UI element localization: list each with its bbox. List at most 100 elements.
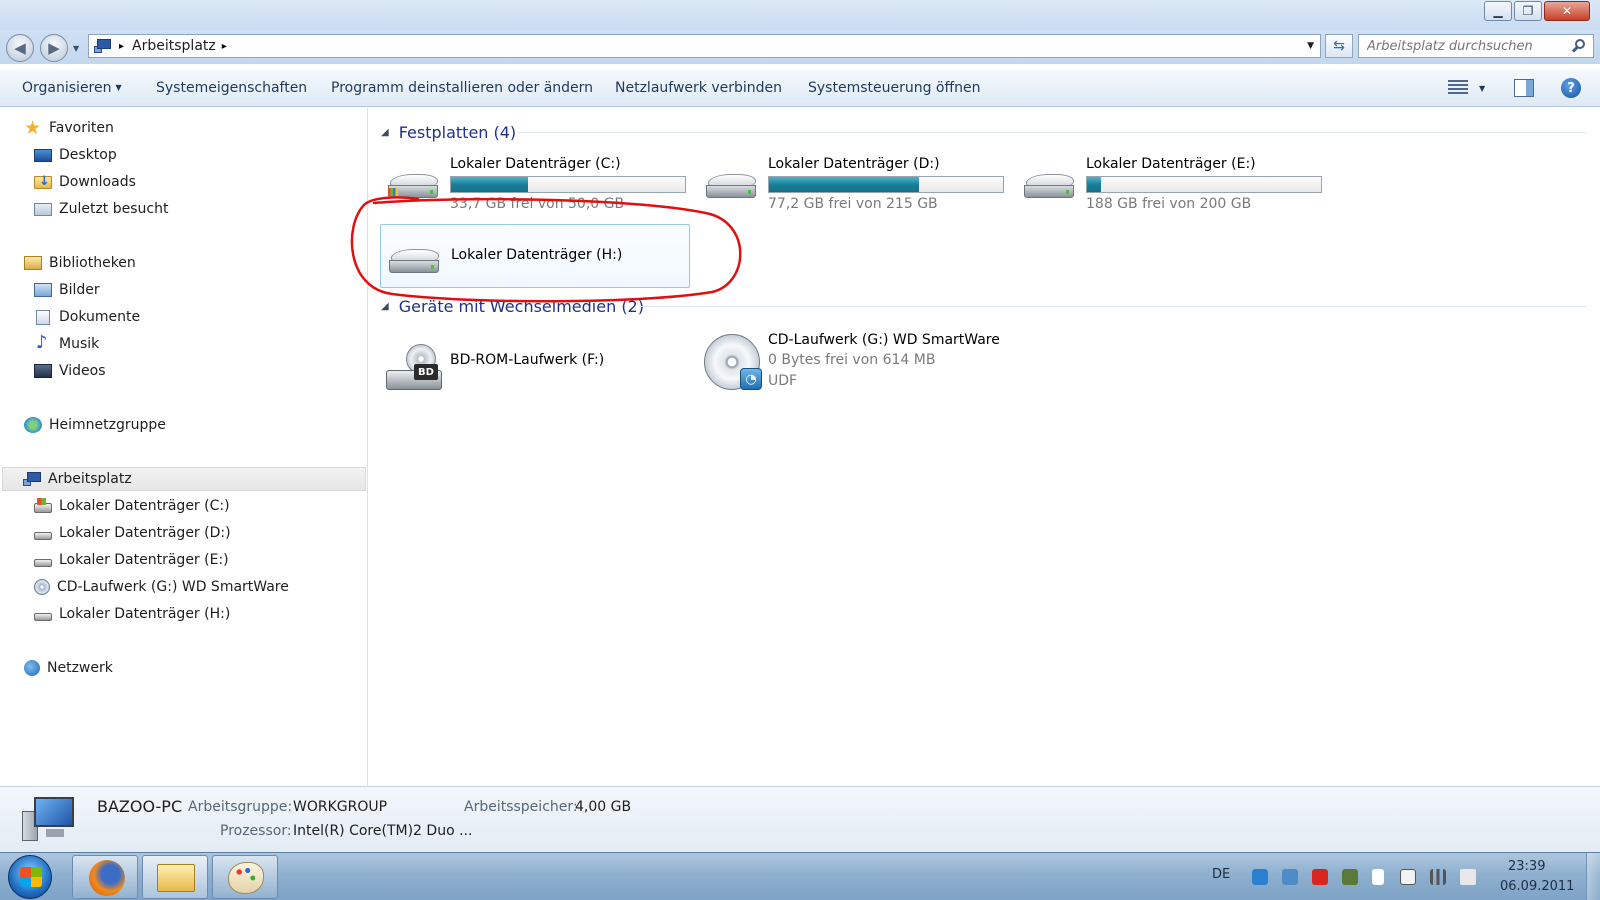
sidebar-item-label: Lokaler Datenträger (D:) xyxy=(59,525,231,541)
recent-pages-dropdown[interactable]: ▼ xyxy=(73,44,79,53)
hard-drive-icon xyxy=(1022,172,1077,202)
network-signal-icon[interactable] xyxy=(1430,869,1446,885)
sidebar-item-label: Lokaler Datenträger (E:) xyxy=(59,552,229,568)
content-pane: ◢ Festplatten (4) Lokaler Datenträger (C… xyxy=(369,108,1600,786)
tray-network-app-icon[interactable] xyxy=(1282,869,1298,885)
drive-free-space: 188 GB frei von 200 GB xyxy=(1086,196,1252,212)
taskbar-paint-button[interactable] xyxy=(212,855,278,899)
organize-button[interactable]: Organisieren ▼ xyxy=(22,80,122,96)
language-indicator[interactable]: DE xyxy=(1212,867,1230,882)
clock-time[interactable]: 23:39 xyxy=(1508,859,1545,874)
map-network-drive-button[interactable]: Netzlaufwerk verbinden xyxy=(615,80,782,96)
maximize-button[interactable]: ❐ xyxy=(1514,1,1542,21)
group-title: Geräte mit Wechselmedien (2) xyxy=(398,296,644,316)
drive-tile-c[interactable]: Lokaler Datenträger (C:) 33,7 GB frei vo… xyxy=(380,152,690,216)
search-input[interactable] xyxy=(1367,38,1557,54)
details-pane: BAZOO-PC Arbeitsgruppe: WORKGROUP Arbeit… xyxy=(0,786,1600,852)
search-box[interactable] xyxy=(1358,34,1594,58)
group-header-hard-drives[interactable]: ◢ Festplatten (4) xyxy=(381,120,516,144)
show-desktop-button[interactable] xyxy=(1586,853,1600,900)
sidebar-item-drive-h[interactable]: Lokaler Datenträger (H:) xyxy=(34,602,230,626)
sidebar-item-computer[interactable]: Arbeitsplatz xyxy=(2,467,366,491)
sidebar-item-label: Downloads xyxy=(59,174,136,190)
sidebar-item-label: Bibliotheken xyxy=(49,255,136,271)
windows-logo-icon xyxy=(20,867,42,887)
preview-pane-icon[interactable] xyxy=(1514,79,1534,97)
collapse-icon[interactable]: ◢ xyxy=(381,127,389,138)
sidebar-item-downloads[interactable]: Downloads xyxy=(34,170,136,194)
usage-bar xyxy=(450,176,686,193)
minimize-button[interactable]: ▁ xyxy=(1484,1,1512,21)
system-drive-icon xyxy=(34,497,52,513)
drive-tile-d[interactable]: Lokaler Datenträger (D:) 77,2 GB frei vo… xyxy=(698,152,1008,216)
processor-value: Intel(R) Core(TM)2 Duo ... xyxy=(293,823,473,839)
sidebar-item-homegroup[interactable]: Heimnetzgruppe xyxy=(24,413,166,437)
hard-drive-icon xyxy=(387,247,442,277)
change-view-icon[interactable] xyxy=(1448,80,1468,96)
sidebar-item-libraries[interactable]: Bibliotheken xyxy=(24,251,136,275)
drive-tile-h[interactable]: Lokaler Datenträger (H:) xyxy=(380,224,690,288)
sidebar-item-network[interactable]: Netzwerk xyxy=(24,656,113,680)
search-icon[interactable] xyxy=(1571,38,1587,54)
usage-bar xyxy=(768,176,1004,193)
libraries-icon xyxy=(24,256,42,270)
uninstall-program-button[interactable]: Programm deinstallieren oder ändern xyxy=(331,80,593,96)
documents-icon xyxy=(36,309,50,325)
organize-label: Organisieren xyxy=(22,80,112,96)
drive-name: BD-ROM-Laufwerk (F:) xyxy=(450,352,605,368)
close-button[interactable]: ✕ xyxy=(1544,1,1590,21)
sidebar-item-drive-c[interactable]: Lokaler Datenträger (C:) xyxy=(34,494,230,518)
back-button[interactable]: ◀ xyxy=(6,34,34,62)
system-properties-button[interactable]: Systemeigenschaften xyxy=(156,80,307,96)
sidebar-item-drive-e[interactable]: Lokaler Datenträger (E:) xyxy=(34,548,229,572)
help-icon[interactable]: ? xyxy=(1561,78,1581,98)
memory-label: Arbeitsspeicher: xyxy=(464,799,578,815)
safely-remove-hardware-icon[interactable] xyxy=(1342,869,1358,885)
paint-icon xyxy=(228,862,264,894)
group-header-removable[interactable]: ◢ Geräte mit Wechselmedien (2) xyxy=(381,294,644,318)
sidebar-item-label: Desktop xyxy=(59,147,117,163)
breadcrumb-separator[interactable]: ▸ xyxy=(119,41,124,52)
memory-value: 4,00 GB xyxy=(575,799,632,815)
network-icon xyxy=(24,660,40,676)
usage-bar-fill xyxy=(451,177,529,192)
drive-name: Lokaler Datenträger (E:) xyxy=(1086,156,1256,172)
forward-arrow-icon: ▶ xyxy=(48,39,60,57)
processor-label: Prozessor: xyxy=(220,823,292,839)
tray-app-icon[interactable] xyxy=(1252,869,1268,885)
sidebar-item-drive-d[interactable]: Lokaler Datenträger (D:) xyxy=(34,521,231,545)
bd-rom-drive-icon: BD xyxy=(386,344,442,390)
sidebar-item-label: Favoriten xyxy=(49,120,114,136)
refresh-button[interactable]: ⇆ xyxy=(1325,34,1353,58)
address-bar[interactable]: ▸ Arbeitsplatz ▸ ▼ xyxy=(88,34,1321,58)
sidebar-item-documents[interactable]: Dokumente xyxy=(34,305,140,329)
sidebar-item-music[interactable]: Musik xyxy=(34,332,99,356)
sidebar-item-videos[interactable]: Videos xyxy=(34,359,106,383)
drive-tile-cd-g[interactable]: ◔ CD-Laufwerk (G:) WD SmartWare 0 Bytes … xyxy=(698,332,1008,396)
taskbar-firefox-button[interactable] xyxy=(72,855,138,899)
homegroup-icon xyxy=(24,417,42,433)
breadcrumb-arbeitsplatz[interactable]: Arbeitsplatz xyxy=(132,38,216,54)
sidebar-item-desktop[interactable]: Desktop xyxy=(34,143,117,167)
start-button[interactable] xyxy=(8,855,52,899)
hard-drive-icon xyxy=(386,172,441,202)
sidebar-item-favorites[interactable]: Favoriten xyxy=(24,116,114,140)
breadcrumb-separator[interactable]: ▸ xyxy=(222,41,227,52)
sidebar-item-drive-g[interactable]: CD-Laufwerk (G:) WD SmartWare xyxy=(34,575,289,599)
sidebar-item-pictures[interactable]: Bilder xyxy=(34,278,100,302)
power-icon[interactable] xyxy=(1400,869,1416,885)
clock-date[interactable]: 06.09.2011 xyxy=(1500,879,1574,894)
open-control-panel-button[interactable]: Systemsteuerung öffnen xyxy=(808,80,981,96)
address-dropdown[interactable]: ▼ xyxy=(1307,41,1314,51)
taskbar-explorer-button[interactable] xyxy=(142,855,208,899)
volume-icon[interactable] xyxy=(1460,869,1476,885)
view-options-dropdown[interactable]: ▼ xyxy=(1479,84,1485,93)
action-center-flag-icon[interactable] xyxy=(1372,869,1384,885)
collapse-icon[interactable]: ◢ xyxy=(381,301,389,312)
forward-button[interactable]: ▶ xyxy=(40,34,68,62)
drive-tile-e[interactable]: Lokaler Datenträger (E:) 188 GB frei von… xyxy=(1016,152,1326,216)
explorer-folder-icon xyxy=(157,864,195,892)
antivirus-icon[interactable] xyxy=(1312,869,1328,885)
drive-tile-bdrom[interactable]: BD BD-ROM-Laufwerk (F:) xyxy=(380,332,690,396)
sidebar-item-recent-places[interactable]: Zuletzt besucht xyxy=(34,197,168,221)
______________________________
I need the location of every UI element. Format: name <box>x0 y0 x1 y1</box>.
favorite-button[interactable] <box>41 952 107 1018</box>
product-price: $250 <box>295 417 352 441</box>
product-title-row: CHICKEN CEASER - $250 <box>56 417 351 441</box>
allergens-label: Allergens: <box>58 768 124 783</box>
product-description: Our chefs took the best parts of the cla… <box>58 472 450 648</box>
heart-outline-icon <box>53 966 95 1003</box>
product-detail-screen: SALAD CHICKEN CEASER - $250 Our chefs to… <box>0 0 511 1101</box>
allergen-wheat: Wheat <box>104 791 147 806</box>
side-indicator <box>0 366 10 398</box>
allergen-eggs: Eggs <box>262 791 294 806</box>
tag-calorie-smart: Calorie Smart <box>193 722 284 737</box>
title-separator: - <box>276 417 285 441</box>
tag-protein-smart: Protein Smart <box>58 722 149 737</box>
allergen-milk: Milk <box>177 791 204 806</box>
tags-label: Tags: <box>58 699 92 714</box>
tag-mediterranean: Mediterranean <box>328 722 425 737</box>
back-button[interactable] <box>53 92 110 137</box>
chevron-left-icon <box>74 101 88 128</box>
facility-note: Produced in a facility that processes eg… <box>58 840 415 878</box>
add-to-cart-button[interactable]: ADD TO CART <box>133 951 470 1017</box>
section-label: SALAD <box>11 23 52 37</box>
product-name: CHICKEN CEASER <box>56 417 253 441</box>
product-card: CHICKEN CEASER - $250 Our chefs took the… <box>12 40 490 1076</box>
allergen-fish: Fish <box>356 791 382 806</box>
______________________________
◆ **TASK TO COMPLETE**
For each line above that holds the string "tray", provide a copy of that line.

◆ **REPLY TO THE EXERCISE**
tray-network-app-icon[interactable] xyxy=(1282,869,1298,885)
tray-app-icon[interactable] xyxy=(1252,869,1268,885)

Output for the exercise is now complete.